* [What is expected]: With the pictures omitted, write out the entries that follow exactly as they stand.

+-------+

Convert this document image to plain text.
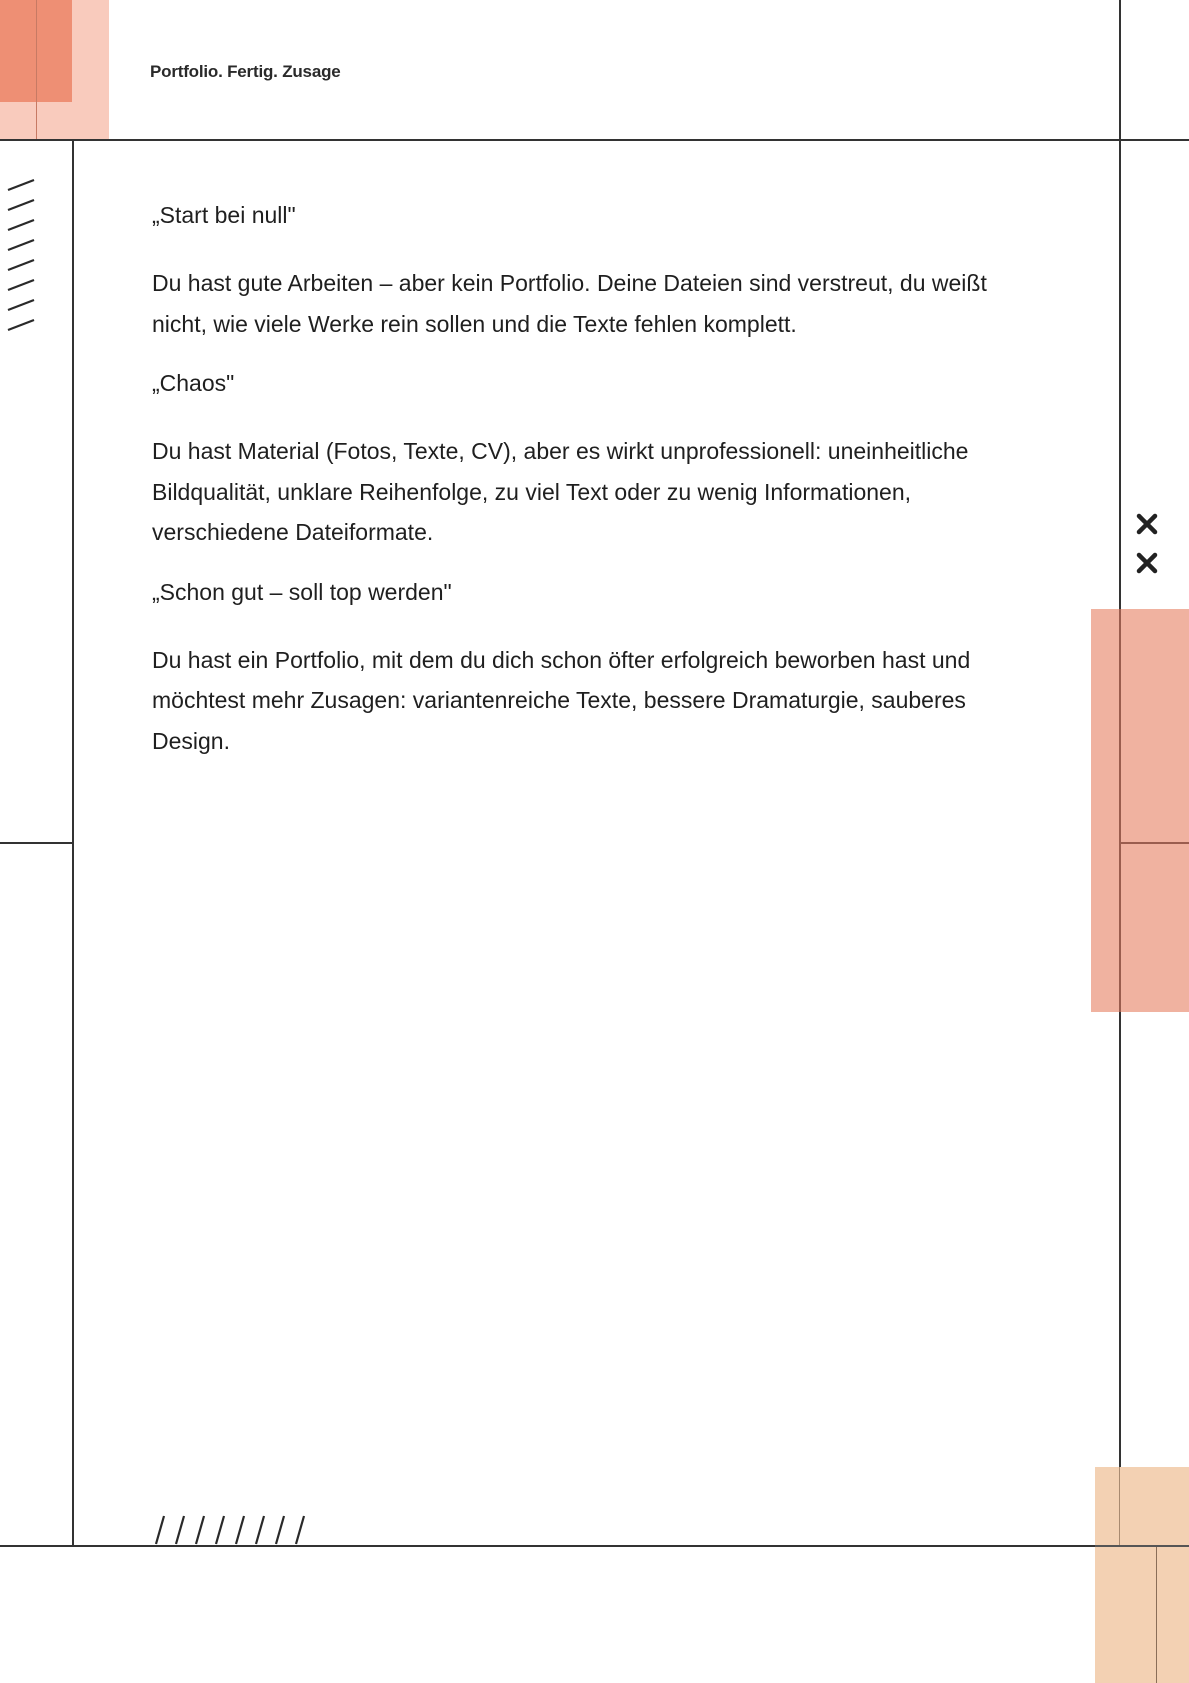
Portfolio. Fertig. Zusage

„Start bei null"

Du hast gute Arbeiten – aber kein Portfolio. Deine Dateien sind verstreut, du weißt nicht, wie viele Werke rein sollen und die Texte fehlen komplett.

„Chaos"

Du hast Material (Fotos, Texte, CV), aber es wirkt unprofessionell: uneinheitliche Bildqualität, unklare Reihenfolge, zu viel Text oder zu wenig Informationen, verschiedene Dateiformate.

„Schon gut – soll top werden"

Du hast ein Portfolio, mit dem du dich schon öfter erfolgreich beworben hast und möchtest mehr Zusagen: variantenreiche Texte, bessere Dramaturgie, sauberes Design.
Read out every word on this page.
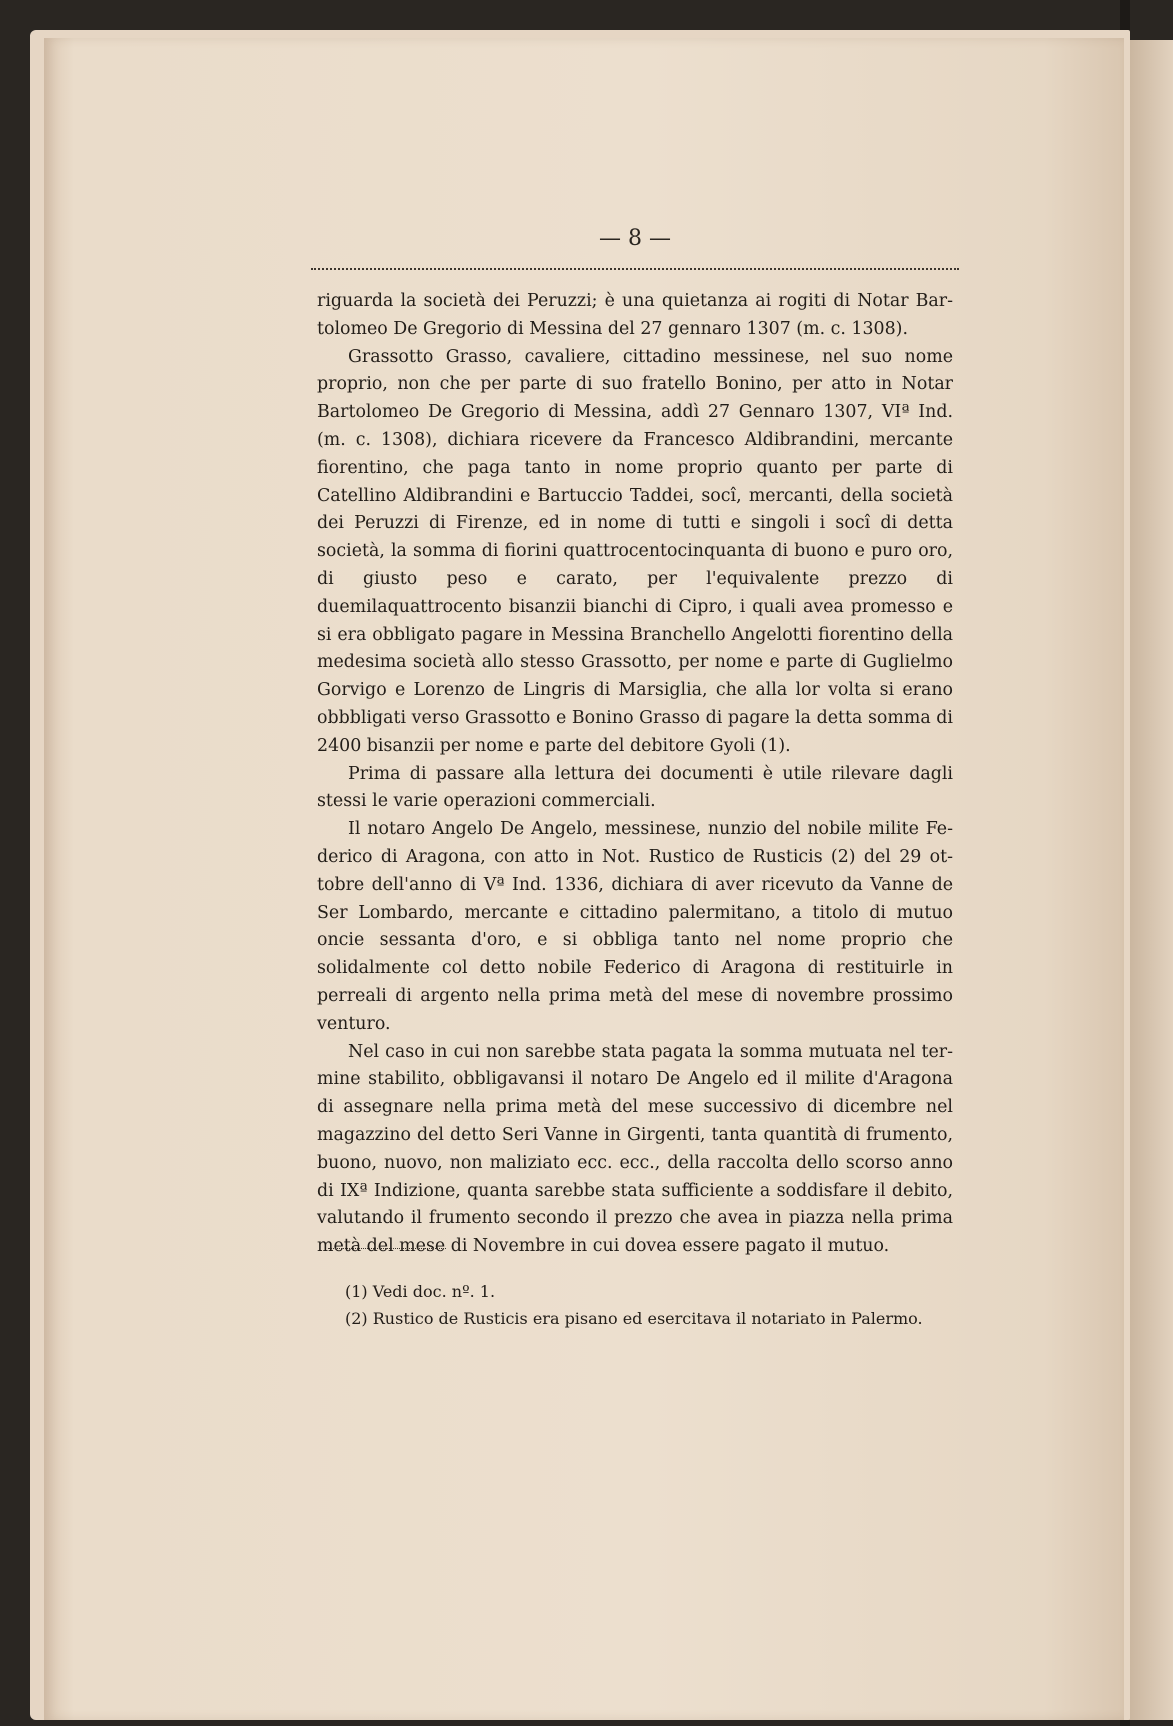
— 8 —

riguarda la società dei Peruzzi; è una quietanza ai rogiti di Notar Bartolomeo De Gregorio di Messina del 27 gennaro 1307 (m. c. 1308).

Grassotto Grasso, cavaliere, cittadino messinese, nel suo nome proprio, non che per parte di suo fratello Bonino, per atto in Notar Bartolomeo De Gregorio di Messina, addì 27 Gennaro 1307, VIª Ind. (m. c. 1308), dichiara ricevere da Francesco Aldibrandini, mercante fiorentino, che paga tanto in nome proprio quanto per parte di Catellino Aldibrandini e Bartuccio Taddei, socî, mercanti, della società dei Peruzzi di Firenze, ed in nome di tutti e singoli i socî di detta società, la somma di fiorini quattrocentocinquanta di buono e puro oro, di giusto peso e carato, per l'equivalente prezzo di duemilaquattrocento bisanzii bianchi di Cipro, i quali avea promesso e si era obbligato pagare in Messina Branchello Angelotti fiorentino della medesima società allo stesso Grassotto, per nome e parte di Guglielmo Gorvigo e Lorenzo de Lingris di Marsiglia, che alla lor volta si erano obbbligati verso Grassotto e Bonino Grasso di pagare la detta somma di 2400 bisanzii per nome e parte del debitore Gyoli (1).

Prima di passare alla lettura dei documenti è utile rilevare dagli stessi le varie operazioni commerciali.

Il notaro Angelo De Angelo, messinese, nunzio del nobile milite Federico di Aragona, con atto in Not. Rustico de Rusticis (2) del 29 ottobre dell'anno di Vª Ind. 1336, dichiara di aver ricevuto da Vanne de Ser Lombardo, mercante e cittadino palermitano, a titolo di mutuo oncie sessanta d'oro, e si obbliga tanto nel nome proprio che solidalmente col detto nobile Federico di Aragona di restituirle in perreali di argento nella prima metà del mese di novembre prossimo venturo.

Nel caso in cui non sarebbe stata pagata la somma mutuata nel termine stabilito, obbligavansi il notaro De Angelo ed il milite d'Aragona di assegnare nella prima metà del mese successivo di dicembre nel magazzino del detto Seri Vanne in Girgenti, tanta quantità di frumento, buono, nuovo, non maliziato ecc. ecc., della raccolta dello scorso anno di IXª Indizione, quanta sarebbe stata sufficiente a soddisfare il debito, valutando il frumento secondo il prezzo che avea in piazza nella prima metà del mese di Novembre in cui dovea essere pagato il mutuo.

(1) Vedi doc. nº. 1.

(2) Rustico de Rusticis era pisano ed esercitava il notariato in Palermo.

+-------+

* [Solved problem]:
Convert this document image to plain text.
Portfolio. Fertig. Zusage

„Start bei null"

Du hast gute Arbeiten – aber kein Portfolio. Deine Dateien sind verstreut, du weißt nicht, wie viele Werke rein sollen und die Texte fehlen komplett.

„Chaos"

Du hast Material (Fotos, Texte, CV), aber es wirkt unprofessionell: uneinheitliche Bildqualität, unklare Reihenfolge, zu viel Text oder zu wenig Informationen, verschiedene Dateiformate.

„Schon gut – soll top werden"

Du hast ein Portfolio, mit dem du dich schon öfter erfolgreich beworben hast und möchtest mehr Zusagen: variantenreiche Texte, bessere Dramaturgie, sauberes Design.
Read out every word on this page.
— 8 —

riguarda la società dei Peruzzi; è una quietanza ai rogiti di Notar Bartolomeo De Gregorio di Messina del 27 gennaro 1307 (m. c. 1308).

Grassotto Grasso, cavaliere, cittadino messinese, nel suo nome proprio, non che per parte di suo fratello Bonino, per atto in Notar Bartolomeo De Gregorio di Messina, addì 27 Gennaro 1307, VIª Ind. (m. c. 1308), dichiara ricevere da Francesco Aldibrandini, mercante fiorentino, che paga tanto in nome proprio quanto per parte di Catellino Aldibrandini e Bartuccio Taddei, socî, mercanti, della società dei Peruzzi di Firenze, ed in nome di tutti e singoli i socî di detta società, la somma di fiorini quattrocentocinquanta di buono e puro oro, di giusto peso e carato, per l'equivalente prezzo di duemilaquattrocento bisanzii bianchi di Cipro, i quali avea promesso e si era obbligato pagare in Messina Branchello Angelotti fiorentino della medesima società allo stesso Grassotto, per nome e parte di Guglielmo Gorvigo e Lorenzo de Lingris di Marsiglia, che alla lor volta si erano obbbligati verso Grassotto e Bonino Grasso di pagare la detta somma di 2400 bisanzii per nome e parte del debitore Gyoli (1).

Prima di passare alla lettura dei documenti è utile rilevare dagli stessi le varie operazioni commerciali.

Il notaro Angelo De Angelo, messinese, nunzio del nobile milite Federico di Aragona, con atto in Not. Rustico de Rusticis (2) del 29 ottobre dell'anno di Vª Ind. 1336, dichiara di aver ricevuto da Vanne de Ser Lombardo, mercante e cittadino palermitano, a titolo di mutuo oncie sessanta d'oro, e si obbliga tanto nel nome proprio che solidalmente col detto nobile Federico di Aragona di restituirle in perreali di argento nella prima metà del mese di novembre prossimo venturo.

Nel caso in cui non sarebbe stata pagata la somma mutuata nel termine stabilito, obbligavansi il notaro De Angelo ed il milite d'Aragona di assegnare nella prima metà del mese successivo di dicembre nel magazzino del detto Seri Vanne in Girgenti, tanta quantità di frumento, buono, nuovo, non maliziato ecc. ecc., della raccolta dello scorso anno di IXª Indizione, quanta sarebbe stata sufficiente a soddisfare il debito, valutando il frumento secondo il prezzo che avea in piazza nella prima metà del mese di Novembre in cui dovea essere pagato il mutuo.

(1) Vedi doc. nº. 1.

(2) Rustico de Rusticis era pisano ed esercitava il notariato in Palermo.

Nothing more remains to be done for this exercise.